Consigne 1:
D'après le texte sur le mouvement #MeToo à Taïwan, quelle série a déclenché le mouvement pour beaucoup de personnes ?
Consigne 2:
Modifiez le passage du texte sur le mouvement #MeToo à Taïwan commençant par « Depuis la démocratisation » et se terminant par « propage à Taiwan. », en remplaçant « notables » par « considérables ».
Consigne 3:
Rédigez la suite du texte sur le mouvement #MeToo à Taïwan à partir de sa dernière phrase.

Texte cité:
----------

Zhiyun a pris rendez-vous dans ce café, à l’abri des regards, par peur d’éclater en sanglots, dit-elle. Il y a deux semaines, cette journaliste a dénoncé sur les réseaux sociaux les avances déplacées d’un de ses supérieurs.

« Sur le papier, nous sommes le premier pays d’Asie en matière d’égalité homme-femme, mais dans les faits, le patriarcat influence encore beaucoup la société taïwanaise », se désole-t-elle. « Si tu ne veux pas être une femme au foyer, que tu veux avoir ta propre carrière, alors tu as de grandes chances de faire face à du harcèlement sexuel. » Puis elle ajoute : « Quand ce mouvement a démarré, ça a été comme un réveil pour moi. J’ai pris conscience de notre force à nous, les femmes. »

Wave Makers sur Netflix, un déclencheur

Artistes, politiciens, journalistes... Près d’une centaine de célébrités taïwanaises ont été visées depuis le début de mois de juin. Pour beaucoup, une série Netflix a été le déclencheur du mouvement : Wave Makers raconte les coulisses de la vie politique taïwanaise et notamment les cas de harcèlement sexuel.

« La scénariste elle-même a été victime de harcèlement sexuel, donc le scénario est très réaliste et il y a une réplique très connue où elle dit : “on ne peut pas laisser passer cela”. Cela a encouragé les victimes de harcèlement sexuel, et cette phrase est devenue notre slogan ! »

À écouter aussiLa première génération post #MeToo : ce que nos filles ont à nous dire

Des prises de paroles limitées

Depuis la démocratisation de Taïwan dans les années 1990, les avancées en matière d’égalité hommes-femmes ont été notables. Mais les prises de parole sur le harcèlement sexuel restaient limitées. Il y a cinq ans, l’association Garden of Hope avait tout fait pour que le mouvement #MeToo se propage à Taiwan.

----------

Données extraites:
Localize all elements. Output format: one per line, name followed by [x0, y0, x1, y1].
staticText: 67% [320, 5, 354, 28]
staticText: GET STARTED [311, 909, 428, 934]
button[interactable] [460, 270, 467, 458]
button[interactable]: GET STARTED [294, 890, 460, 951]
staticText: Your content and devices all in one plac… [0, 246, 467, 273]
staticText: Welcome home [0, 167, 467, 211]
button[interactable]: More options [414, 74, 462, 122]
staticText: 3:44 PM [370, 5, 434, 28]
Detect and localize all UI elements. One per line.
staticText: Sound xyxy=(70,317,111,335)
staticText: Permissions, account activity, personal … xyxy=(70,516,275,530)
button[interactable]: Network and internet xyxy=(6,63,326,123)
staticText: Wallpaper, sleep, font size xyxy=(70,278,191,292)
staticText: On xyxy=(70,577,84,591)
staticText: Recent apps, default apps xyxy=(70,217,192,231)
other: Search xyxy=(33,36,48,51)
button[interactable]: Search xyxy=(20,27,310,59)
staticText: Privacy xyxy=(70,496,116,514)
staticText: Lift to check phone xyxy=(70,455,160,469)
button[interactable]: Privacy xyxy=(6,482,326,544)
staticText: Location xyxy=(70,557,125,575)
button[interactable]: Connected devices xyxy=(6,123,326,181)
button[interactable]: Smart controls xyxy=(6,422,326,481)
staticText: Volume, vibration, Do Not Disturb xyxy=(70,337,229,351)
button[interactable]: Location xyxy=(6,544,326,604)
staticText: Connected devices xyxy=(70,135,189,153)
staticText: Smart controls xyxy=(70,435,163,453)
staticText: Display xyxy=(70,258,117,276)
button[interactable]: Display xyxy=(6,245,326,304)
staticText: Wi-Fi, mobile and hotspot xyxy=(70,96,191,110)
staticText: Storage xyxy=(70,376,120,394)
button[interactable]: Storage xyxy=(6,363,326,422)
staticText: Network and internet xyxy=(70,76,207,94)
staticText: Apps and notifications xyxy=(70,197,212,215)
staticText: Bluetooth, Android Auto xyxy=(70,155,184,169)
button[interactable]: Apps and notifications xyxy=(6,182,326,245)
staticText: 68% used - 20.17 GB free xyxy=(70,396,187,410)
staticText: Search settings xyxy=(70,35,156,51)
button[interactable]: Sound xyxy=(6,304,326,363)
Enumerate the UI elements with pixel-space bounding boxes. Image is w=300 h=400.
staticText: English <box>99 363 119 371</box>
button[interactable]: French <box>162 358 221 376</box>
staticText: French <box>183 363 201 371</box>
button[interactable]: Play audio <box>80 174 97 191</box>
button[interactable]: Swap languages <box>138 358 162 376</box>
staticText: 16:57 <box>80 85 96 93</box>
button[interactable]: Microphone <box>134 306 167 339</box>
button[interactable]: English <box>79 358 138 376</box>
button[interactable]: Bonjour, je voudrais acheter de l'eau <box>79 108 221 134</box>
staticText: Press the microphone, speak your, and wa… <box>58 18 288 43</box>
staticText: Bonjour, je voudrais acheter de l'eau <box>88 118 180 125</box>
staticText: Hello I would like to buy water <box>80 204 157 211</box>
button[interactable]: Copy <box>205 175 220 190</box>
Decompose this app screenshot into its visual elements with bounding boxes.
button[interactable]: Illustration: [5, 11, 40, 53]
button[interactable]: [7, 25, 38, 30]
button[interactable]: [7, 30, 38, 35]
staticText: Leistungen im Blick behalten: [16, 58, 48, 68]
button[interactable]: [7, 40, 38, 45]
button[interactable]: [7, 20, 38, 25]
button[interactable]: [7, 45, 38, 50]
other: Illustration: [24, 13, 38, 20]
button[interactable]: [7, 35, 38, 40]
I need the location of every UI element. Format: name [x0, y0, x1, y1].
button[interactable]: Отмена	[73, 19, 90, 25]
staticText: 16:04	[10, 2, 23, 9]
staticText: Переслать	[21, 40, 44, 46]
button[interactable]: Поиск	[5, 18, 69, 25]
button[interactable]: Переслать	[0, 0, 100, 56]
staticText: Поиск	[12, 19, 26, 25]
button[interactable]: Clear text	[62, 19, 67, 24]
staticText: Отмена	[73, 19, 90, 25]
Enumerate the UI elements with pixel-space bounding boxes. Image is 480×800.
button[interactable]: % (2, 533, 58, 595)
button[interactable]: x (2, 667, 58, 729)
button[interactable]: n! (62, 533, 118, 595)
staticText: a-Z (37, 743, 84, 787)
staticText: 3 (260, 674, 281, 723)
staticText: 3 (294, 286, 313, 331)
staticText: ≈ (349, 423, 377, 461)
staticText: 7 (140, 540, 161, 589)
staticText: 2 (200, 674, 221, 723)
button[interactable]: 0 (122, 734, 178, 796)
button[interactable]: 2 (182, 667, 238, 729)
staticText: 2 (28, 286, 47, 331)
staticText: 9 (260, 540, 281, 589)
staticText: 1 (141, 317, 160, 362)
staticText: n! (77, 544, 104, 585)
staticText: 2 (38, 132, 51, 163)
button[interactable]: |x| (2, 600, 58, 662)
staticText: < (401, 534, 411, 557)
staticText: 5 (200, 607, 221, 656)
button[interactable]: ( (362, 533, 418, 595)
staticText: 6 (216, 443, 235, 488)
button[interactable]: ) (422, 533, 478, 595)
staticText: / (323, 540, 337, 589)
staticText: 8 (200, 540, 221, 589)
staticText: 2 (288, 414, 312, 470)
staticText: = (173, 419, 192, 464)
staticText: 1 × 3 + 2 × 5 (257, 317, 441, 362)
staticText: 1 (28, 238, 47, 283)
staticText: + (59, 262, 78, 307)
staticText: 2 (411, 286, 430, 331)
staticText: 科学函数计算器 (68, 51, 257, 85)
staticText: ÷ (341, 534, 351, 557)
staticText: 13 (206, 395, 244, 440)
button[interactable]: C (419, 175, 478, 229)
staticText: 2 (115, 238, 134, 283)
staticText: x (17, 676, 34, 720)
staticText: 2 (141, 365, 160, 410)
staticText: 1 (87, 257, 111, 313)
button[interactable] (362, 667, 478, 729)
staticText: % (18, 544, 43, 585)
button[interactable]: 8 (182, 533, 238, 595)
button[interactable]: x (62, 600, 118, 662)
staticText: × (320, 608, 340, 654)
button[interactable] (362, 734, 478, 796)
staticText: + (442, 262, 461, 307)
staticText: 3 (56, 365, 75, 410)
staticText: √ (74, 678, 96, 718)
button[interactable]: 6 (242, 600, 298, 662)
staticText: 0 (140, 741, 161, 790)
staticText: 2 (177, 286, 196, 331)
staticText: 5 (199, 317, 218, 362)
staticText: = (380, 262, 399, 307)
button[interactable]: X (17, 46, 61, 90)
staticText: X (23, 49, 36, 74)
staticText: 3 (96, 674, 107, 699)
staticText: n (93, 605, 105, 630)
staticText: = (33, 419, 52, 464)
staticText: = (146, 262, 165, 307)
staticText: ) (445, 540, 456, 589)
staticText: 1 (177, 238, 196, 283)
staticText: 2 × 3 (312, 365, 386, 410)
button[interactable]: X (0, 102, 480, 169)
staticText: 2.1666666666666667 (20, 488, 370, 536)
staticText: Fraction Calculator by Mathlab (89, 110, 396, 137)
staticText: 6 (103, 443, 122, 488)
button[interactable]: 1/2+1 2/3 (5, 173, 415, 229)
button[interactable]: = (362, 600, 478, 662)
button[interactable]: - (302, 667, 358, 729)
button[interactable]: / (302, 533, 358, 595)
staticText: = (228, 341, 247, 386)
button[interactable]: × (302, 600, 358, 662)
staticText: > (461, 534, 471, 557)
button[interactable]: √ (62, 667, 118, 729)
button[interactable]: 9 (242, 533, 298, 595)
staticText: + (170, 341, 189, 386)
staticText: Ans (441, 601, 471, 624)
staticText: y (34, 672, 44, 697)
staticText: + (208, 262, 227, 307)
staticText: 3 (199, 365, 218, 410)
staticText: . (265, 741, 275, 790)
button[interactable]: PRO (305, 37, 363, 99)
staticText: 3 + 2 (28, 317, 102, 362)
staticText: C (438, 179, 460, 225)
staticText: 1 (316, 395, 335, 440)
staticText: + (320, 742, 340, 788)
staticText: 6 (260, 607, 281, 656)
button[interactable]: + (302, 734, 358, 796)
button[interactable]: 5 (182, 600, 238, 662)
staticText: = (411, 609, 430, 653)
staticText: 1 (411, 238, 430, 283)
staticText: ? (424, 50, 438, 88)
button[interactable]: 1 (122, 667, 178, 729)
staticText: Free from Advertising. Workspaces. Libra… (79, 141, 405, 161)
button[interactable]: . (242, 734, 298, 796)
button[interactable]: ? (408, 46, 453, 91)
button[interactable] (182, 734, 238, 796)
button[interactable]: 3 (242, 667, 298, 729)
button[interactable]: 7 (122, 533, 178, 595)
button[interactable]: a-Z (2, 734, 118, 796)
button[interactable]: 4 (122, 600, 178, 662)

----------

Réponse rédigée 1:
La série Netflix Wave Makers.

Réponse rédigée 2:
Depuis la démocratisation de Taïwan dans les années 1990, les avancées en matière d’égalité hommes-femmes ont été considérables. Mais les prises de parole sur le harcèlement sexuel restaient limitées. Il y a cinq ans, l’association Garden of Hope avait tout fait pour que le mouvement #MeToo se propage à Taiwan.

Réponse rédigée 3:
« À l’époque, on n’avait pas réussi parce que la parole des victimes était encore trop souvent remise en question », se rappelle Wang Yue-Hao, la présidente de l’association. « Mais aujourd’hui, la société taïwanaise a changé. Le parti au pouvoir a réagi très rapidement en se mettant du côté des victimes et cela a donné confiance aux personnes qui voulaient témoigner », souligne-t-elle.

À écouter aussi#MeToo a-t-il vraiment libéré la parole des femmes ?

« D’un point de vue culturel, on a encore du retard »

Le parti démocrate progressiste au pouvoir a promis de réformer la loi sur le harcèlement sexuel dès le mois prochain. Plusieurs de ses responsables se sont excusés ou ont démissionné. Dans ses bureaux du Parlement taïwanais, la députée Lin Ching-yi planche sur la future réforme.

« Au niveau de notre système légal sur l’égalité des sexes, on est à peu près au même niveau que les pays les plus progressistes, mais d’un point de vue culturel, on a encore du retard », concède Lin Ching-yi. « Avec cette réforme, j’espère qu’on va pouvoir combler les lacunes juridiques, mais ce que j’attends le plus, c’est ce mouvement d’éducation collective de la société. »

Le sujet devrait résonner avec une autre thématique au cœur des débats de l’élection présidentielle de janvier prochain : celle de la relation avec le voisin chinois, où le mot-clef #MeToo avait été censuré sur les réseaux sociaux.